## begin Supplied records

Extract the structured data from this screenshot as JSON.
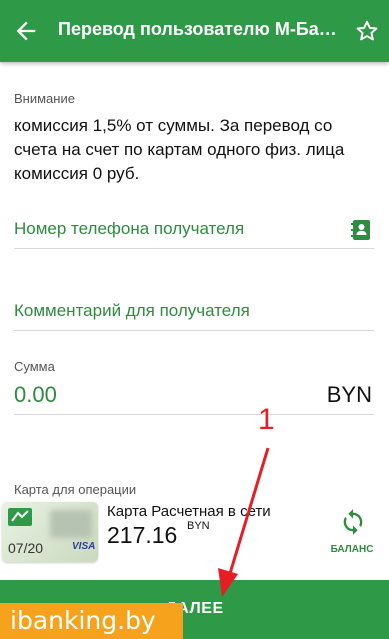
{
  "appbar": {
    "title": "Перевод пользователю М-Банкинга",
    "back_icon": "arrow-back-icon",
    "star_icon": "star-outline-icon",
    "color": "#2e9a48"
  },
  "notice": {
    "caption": "Внимание",
    "text": "комиссия 1,5% от суммы. За перевод со счета на счет по картам одного физ. лица комиссия 0 руб."
  },
  "phone_field": {
    "placeholder": "Номер телефона получателя",
    "icon": "contacts-icon"
  },
  "comment_field": {
    "placeholder": "Комментарий для получателя"
  },
  "amount": {
    "caption": "Сумма",
    "value": "0.00",
    "currency": "BYN"
  },
  "card": {
    "caption": "Карта для операции",
    "expiry": "07/20",
    "brand": "VISA",
    "name": "Карта Расчетная в сети",
    "balance": "217.16",
    "currency": "BYN"
  },
  "balance_button": {
    "label": "БАЛАНС",
    "icon": "refresh-icon"
  },
  "next_button": {
    "label": "ДАЛЕЕ"
  },
  "watermark": {
    "text": "ibanking.by",
    "color": "#f6a21c"
  },
  "annotation": {
    "number": "1",
    "color": "#e61e24"
  }
}
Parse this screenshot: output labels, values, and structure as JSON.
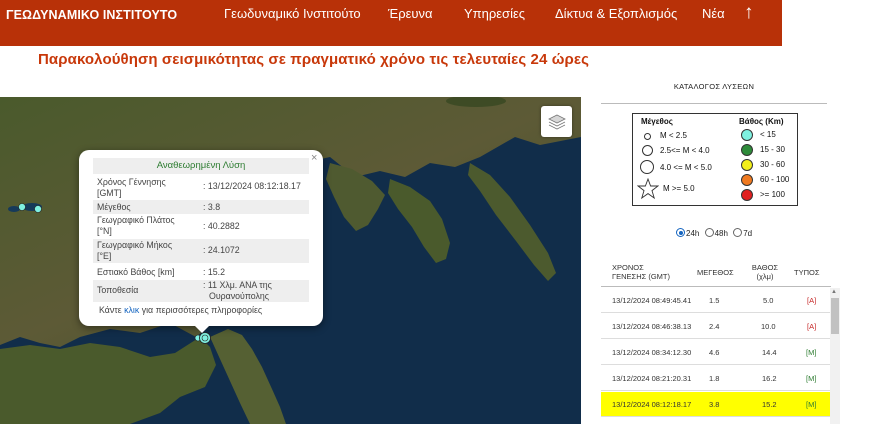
{
  "header": {
    "logo": "ΓΕΩΔΥΝΑΜΙΚΟ ΙΝΣΤΙΤΟΥΤΟ",
    "nav": [
      "Γεωδυναμικό Ινστιτούτο",
      "Έρευνα",
      "Υπηρεσίες",
      "Δίκτυα & Εξοπλισμός",
      "Νέα"
    ],
    "up_arrow": "↑"
  },
  "page_title": "Παρακολούθηση σεισμικότητας σε πραγματικό χρόνο τις τελευταίες 24 ώρες",
  "popup": {
    "close": "×",
    "title": "Αναθεωρημένη Λύση",
    "rows": [
      {
        "k1": "Χρόνος Γέννησης",
        "k2": "[GMT]",
        "v1": ": 13/12/2024 08:12:18.17",
        "v2": ""
      },
      {
        "k1": "Μέγεθος",
        "k2": "",
        "v1": ": 3.8",
        "v2": ""
      },
      {
        "k1": "Γεωγραφικό Πλάτος",
        "k2": "[°N]",
        "v1": ": 40.2882",
        "v2": ""
      },
      {
        "k1": "Γεωγραφικό Μήκος",
        "k2": "[°E]",
        "v1": ": 24.1072",
        "v2": ""
      },
      {
        "k1": "Εστιακό Βάθος [km]",
        "k2": "",
        "v1": ": 15.2",
        "v2": ""
      },
      {
        "k1": "Τοποθεσία",
        "k2": "",
        "v1": ": 11 Χλμ. ΑΝΑ της",
        "v2": "Ουρανούπολης"
      }
    ],
    "more_pre": "Κάντε ",
    "more_link": "κλικ",
    "more_post": " για περισσότερες πληροφορίες"
  },
  "catalog": {
    "title": "ΚΑΤΑΛΟΓΟΣ ΛΥΣΕΩΝ",
    "legend": {
      "mag_title": "Μέγεθος",
      "depth_title": "Βάθος (Km)",
      "mags": [
        "M < 2.5",
        "2.5<= M < 4.0",
        "4.0 <= M < 5.0",
        "M >= 5.0"
      ],
      "depths": [
        {
          "label": "< 15",
          "color": "#7ff0e0"
        },
        {
          "label": "15 - 30",
          "color": "#2e8b3a"
        },
        {
          "label": "30 - 60",
          "color": "#f2ee1a"
        },
        {
          "label": "60 - 100",
          "color": "#f07a20"
        },
        {
          "label": ">= 100",
          "color": "#e02020"
        }
      ]
    },
    "filters": [
      {
        "label": "24h",
        "checked": true
      },
      {
        "label": "48h",
        "checked": false
      },
      {
        "label": "7d",
        "checked": false
      }
    ],
    "columns": {
      "time1": "ΧΡΟΝΟΣ",
      "time2": "ΓΕΝΕΣΗΣ (GMT)",
      "mag": "ΜΕΓΕΘΟΣ",
      "depth1": "ΒΑΘΟΣ",
      "depth2": "(χλμ)",
      "type": "ΤΥΠΟΣ"
    },
    "rows": [
      {
        "time": "13/12/2024 08:49:45.41",
        "mag": "1.5",
        "depth": "5.0",
        "type": "[A]"
      },
      {
        "time": "13/12/2024 08:46:38.13",
        "mag": "2.4",
        "depth": "10.0",
        "type": "[A]"
      },
      {
        "time": "13/12/2024 08:34:12.30",
        "mag": "4.6",
        "depth": "14.4",
        "type": "[M]"
      },
      {
        "time": "13/12/2024 08:21:20.31",
        "mag": "1.8",
        "depth": "16.2",
        "type": "[M]"
      },
      {
        "time": "13/12/2024 08:12:18.17",
        "mag": "3.8",
        "depth": "15.2",
        "type": "[M]"
      }
    ],
    "highlight_row": 4
  },
  "colors": {
    "brand": "#b83108",
    "title": "#c8380a",
    "highlight": "#ffff00",
    "manual": "#2e7d32",
    "auto": "#c62828"
  }
}
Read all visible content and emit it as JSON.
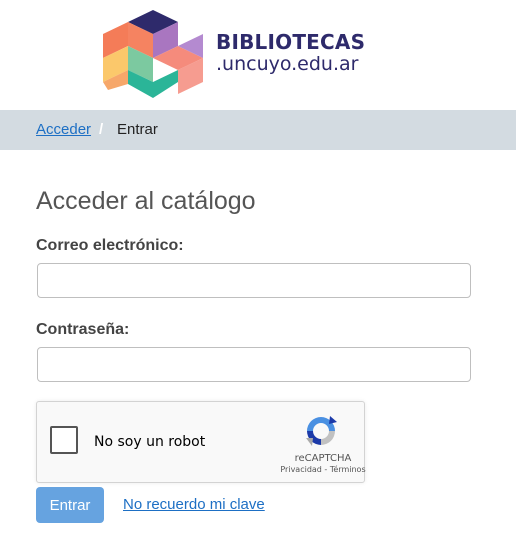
{
  "header": {
    "brand_main": "BIBLIOTECAS",
    "brand_sub": ".uncuyo.edu.ar",
    "colors": {
      "brand_text": "#2e2a6b",
      "cube_top_left": "#f47c58",
      "cube_top_right": "#a976c0",
      "cube_top": "#2e2a6b",
      "cube_left": "#fbc86b",
      "cube_right": "#f58b7c",
      "cube_bottom": "#2bb598"
    }
  },
  "breadcrumb": {
    "link": "Acceder",
    "separator": "/",
    "current": "Entrar",
    "background": "#d3dbe1"
  },
  "form": {
    "title": "Acceder al catálogo",
    "email_label": "Correo electrónico:",
    "email_value": "",
    "password_label": "Contraseña:",
    "password_value": "",
    "submit_label": "Entrar",
    "forgot_label": "No recuerdo mi clave",
    "submit_color": "#66a3e0",
    "link_color": "#1d6fc4"
  },
  "recaptcha": {
    "label": "No soy un robot",
    "brand": "reCAPTCHA",
    "privacy": "Privacidad",
    "terms_sep": " - ",
    "terms": "Términos",
    "icon": "recaptcha-logo"
  }
}
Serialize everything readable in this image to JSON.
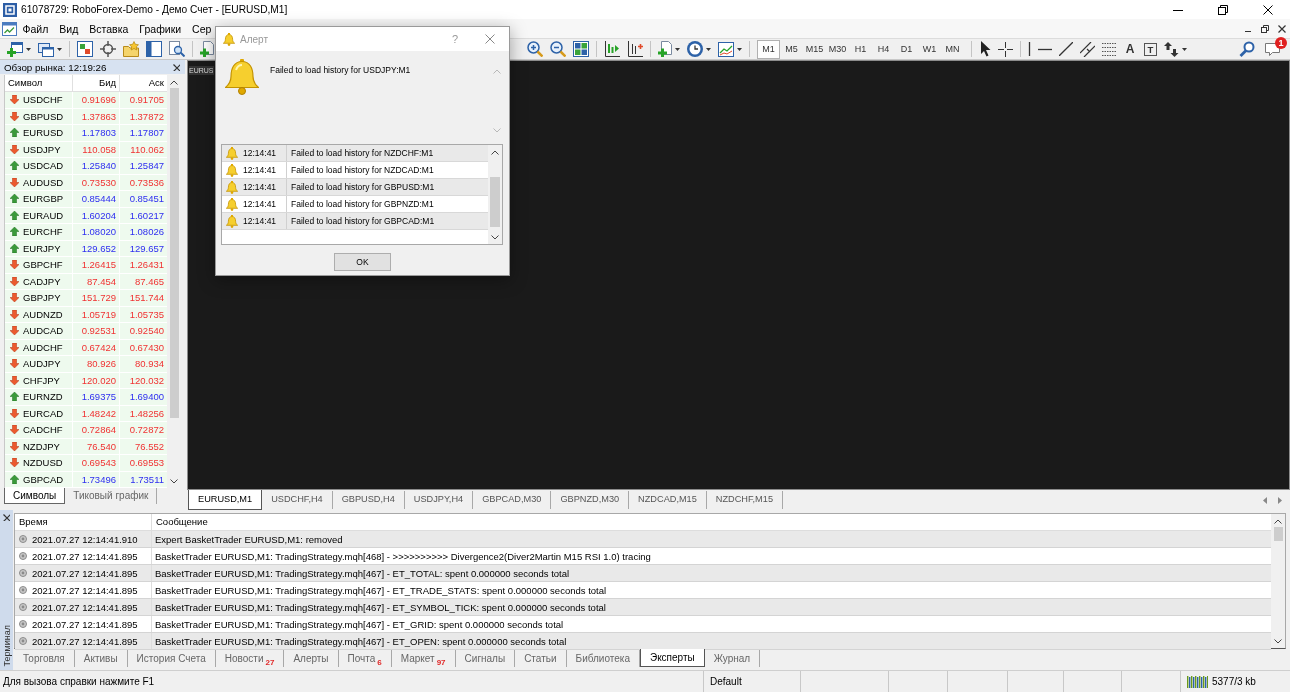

## end Supplied records

Direction
All the lines above are to be given again exactly as they read, with the pictures removed.

Output below
Extract the structured data from this screenshot as JSON.
{
  "appbar": {
    "title": "Перевод пользователю М-Банкинга",
    "back_icon": "arrow-back-icon",
    "star_icon": "star-outline-icon",
    "color": "#2e9a48"
  },
  "notice": {
    "caption": "Внимание",
    "text": "комиссия 1,5% от суммы. За перевод со счета на счет по картам одного физ. лица комиссия 0 руб."
  },
  "phone_field": {
    "placeholder": "Номер телефона получателя",
    "icon": "contacts-icon"
  },
  "comment_field": {
    "placeholder": "Комментарий для получателя"
  },
  "amount": {
    "caption": "Сумма",
    "value": "0.00",
    "currency": "BYN"
  },
  "card": {
    "caption": "Карта для операции",
    "expiry": "07/20",
    "brand": "VISA",
    "name": "Карта Расчетная в сети",
    "balance": "217.16",
    "currency": "BYN"
  },
  "balance_button": {
    "label": "БАЛАНС",
    "icon": "refresh-icon"
  },
  "next_button": {
    "label": "ДАЛЕЕ"
  },
  "watermark": {
    "text": "ibanking.by",
    "color": "#f6a21c"
  },
  "annotation": {
    "number": "1",
    "color": "#e61e24"
  }
}
Parse this screenshot: output labels, values, and structure as JSON.
{
  "header": {
    "logo": "ΓΕΩΔΥΝΑΜΙΚΟ ΙΝΣΤΙΤΟΥΤΟ",
    "nav": [
      "Γεωδυναμικό Ινστιτούτο",
      "Έρευνα",
      "Υπηρεσίες",
      "Δίκτυα & Εξοπλισμός",
      "Νέα"
    ],
    "up_arrow": "↑"
  },
  "page_title": "Παρακολούθηση σεισμικότητας σε πραγματικό χρόνο τις τελευταίες 24 ώρες",
  "popup": {
    "close": "×",
    "title": "Αναθεωρημένη Λύση",
    "rows": [
      {
        "k1": "Χρόνος Γέννησης",
        "k2": "[GMT]",
        "v1": ": 13/12/2024 08:12:18.17",
        "v2": ""
      },
      {
        "k1": "Μέγεθος",
        "k2": "",
        "v1": ": 3.8",
        "v2": ""
      },
      {
        "k1": "Γεωγραφικό Πλάτος",
        "k2": "[°N]",
        "v1": ": 40.2882",
        "v2": ""
      },
      {
        "k1": "Γεωγραφικό Μήκος",
        "k2": "[°E]",
        "v1": ": 24.1072",
        "v2": ""
      },
      {
        "k1": "Εστιακό Βάθος [km]",
        "k2": "",
        "v1": ": 15.2",
        "v2": ""
      },
      {
        "k1": "Τοποθεσία",
        "k2": "",
        "v1": ": 11 Χλμ. ΑΝΑ της",
        "v2": "Ουρανούπολης"
      }
    ],
    "more_pre": "Κάντε ",
    "more_link": "κλικ",
    "more_post": " για περισσότερες πληροφορίες"
  },
  "catalog": {
    "title": "ΚΑΤΑΛΟΓΟΣ ΛΥΣΕΩΝ",
    "legend": {
      "mag_title": "Μέγεθος",
      "depth_title": "Βάθος (Km)",
      "mags": [
        "M < 2.5",
        "2.5<= M < 4.0",
        "4.0 <= M < 5.0",
        "M >= 5.0"
      ],
      "depths": [
        {
          "label": "< 15",
          "color": "#7ff0e0"
        },
        {
          "label": "15 - 30",
          "color": "#2e8b3a"
        },
        {
          "label": "30 - 60",
          "color": "#f2ee1a"
        },
        {
          "label": "60 - 100",
          "color": "#f07a20"
        },
        {
          "label": ">= 100",
          "color": "#e02020"
        }
      ]
    },
    "filters": [
      {
        "label": "24h",
        "checked": true
      },
      {
        "label": "48h",
        "checked": false
      },
      {
        "label": "7d",
        "checked": false
      }
    ],
    "columns": {
      "time1": "ΧΡΟΝΟΣ",
      "time2": "ΓΕΝΕΣΗΣ (GMT)",
      "mag": "ΜΕΓΕΘΟΣ",
      "depth1": "ΒΑΘΟΣ",
      "depth2": "(χλμ)",
      "type": "ΤΥΠΟΣ"
    },
    "rows": [
      {
        "time": "13/12/2024 08:49:45.41",
        "mag": "1.5",
        "depth": "5.0",
        "type": "[A]"
      },
      {
        "time": "13/12/2024 08:46:38.13",
        "mag": "2.4",
        "depth": "10.0",
        "type": "[A]"
      },
      {
        "time": "13/12/2024 08:34:12.30",
        "mag": "4.6",
        "depth": "14.4",
        "type": "[M]"
      },
      {
        "time": "13/12/2024 08:21:20.31",
        "mag": "1.8",
        "depth": "16.2",
        "type": "[M]"
      },
      {
        "time": "13/12/2024 08:12:18.17",
        "mag": "3.8",
        "depth": "15.2",
        "type": "[M]"
      }
    ],
    "highlight_row": 4
  },
  "colors": {
    "brand": "#b83108",
    "title": "#c8380a",
    "highlight": "#ffff00",
    "manual": "#2e7d32",
    "auto": "#c62828"
  }
}
Read all visible content and emit it as JSON.
{
  "header": {
    "brand_main": "BIBLIOTECAS",
    "brand_sub": ".uncuyo.edu.ar",
    "colors": {
      "brand_text": "#2e2a6b",
      "cube_top_left": "#f47c58",
      "cube_top_right": "#a976c0",
      "cube_top": "#2e2a6b",
      "cube_left": "#fbc86b",
      "cube_right": "#f58b7c",
      "cube_bottom": "#2bb598"
    }
  },
  "breadcrumb": {
    "link": "Acceder",
    "separator": "/",
    "current": "Entrar",
    "background": "#d3dbe1"
  },
  "form": {
    "title": "Acceder al catálogo",
    "email_label": "Correo electrónico:",
    "email_value": "",
    "password_label": "Contraseña:",
    "password_value": "",
    "submit_label": "Entrar",
    "forgot_label": "No recuerdo mi clave",
    "submit_color": "#66a3e0",
    "link_color": "#1d6fc4"
  },
  "recaptcha": {
    "label": "No soy un robot",
    "brand": "reCAPTCHA",
    "privacy": "Privacidad",
    "terms_sep": " - ",
    "terms": "Términos",
    "icon": "recaptcha-logo"
  }
}
Serialize everything readable in this image to JSON.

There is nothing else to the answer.